Entries shown:

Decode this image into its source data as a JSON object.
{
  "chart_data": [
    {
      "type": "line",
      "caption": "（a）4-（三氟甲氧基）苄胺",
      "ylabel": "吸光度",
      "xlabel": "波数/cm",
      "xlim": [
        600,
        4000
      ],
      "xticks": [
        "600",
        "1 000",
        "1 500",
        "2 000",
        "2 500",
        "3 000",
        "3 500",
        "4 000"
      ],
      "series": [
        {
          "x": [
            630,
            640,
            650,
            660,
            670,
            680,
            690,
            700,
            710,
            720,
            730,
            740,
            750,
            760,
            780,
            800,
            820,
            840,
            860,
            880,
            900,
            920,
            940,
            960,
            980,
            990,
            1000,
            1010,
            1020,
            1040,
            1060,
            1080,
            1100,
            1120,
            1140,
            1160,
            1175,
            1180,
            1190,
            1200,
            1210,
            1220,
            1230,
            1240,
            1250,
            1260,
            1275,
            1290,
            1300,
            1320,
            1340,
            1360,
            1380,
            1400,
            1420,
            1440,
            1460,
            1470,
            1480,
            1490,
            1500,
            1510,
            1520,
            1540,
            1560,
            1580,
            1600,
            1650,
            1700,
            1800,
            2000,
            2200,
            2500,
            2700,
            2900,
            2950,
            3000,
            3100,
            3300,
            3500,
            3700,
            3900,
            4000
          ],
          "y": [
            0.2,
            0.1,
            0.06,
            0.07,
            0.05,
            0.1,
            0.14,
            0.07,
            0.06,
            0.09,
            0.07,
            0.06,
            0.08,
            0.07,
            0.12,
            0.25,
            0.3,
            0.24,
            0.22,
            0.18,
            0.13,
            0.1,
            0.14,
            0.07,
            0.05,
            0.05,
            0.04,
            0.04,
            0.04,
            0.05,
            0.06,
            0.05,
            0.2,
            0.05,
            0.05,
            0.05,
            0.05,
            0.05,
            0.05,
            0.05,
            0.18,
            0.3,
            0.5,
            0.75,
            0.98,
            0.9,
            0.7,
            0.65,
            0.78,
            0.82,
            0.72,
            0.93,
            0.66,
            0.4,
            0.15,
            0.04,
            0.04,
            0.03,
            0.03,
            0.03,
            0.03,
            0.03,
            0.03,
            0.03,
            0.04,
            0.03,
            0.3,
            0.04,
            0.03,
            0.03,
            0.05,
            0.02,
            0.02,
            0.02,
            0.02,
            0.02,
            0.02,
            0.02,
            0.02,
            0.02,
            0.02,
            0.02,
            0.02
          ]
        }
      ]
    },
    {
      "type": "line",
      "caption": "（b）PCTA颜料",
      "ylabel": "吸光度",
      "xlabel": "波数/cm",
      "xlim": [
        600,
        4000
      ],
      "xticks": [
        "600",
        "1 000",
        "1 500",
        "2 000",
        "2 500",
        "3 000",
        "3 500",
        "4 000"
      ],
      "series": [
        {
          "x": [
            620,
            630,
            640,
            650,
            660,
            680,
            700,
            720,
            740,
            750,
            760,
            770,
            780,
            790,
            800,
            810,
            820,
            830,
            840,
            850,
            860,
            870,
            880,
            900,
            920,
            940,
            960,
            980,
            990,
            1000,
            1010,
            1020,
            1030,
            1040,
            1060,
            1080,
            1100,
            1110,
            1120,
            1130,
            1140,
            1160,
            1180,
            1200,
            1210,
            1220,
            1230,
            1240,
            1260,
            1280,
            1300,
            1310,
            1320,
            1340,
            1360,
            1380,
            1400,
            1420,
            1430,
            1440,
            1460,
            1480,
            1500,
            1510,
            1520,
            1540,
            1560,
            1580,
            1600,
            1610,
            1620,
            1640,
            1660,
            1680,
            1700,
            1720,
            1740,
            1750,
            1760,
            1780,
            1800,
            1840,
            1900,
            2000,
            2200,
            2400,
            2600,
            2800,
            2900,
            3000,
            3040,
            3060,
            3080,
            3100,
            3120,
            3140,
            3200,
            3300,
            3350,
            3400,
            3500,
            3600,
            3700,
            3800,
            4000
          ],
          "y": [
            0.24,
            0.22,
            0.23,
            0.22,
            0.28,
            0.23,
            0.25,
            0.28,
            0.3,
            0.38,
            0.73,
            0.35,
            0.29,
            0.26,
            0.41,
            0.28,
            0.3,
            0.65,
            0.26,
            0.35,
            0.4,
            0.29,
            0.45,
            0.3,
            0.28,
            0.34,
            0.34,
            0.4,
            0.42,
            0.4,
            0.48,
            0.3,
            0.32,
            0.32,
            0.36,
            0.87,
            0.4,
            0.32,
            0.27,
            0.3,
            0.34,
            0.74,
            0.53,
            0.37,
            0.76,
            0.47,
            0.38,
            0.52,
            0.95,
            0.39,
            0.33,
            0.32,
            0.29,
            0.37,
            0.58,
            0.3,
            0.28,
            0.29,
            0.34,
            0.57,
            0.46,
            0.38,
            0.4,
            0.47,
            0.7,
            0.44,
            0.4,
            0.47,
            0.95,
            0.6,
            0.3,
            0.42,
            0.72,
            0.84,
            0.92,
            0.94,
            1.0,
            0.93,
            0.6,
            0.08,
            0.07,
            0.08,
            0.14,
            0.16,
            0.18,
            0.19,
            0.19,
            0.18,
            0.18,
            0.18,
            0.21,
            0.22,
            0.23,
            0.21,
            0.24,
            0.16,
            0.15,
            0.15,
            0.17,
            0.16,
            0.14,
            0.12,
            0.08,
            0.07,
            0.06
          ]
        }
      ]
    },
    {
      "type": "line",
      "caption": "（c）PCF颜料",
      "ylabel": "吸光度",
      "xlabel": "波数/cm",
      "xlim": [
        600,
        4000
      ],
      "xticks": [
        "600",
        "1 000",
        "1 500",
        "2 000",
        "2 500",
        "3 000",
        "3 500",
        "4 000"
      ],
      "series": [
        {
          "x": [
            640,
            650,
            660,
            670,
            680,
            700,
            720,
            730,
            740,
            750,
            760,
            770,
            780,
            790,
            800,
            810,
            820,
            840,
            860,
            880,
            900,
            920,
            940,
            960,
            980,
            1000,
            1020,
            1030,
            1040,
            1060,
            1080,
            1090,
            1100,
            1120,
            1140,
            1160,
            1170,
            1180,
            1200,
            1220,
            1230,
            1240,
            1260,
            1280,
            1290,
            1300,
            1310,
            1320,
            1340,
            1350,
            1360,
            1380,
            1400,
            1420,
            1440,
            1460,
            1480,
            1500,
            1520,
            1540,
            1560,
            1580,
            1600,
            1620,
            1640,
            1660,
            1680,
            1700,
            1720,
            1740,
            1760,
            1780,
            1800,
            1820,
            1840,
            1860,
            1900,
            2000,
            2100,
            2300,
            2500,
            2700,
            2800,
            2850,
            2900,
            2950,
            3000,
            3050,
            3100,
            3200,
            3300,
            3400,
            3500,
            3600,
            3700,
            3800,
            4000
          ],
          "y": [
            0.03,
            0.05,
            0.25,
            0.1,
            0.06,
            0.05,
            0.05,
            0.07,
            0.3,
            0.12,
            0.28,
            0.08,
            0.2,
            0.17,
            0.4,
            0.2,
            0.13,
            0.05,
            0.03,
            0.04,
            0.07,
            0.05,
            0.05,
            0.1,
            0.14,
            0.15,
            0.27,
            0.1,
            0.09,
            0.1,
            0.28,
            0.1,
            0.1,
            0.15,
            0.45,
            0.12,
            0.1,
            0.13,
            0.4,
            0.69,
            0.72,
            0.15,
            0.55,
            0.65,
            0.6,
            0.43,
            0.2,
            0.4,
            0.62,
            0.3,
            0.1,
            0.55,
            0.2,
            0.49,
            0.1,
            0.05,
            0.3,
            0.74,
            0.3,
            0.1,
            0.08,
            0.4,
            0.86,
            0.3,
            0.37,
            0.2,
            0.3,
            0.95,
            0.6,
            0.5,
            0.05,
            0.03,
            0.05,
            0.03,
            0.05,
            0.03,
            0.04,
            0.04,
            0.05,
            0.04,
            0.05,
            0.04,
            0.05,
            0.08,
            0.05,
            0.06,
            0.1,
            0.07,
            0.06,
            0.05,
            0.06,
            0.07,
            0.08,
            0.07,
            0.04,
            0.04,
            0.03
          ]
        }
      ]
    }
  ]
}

What is expected: Copy all lines from the material that include "caption".

Answer to this task:
      "caption": "（a）4-（三氟甲氧基）苄胺",
      "caption": "（b）PCTA颜料",
      "caption": "（c）PCF颜料",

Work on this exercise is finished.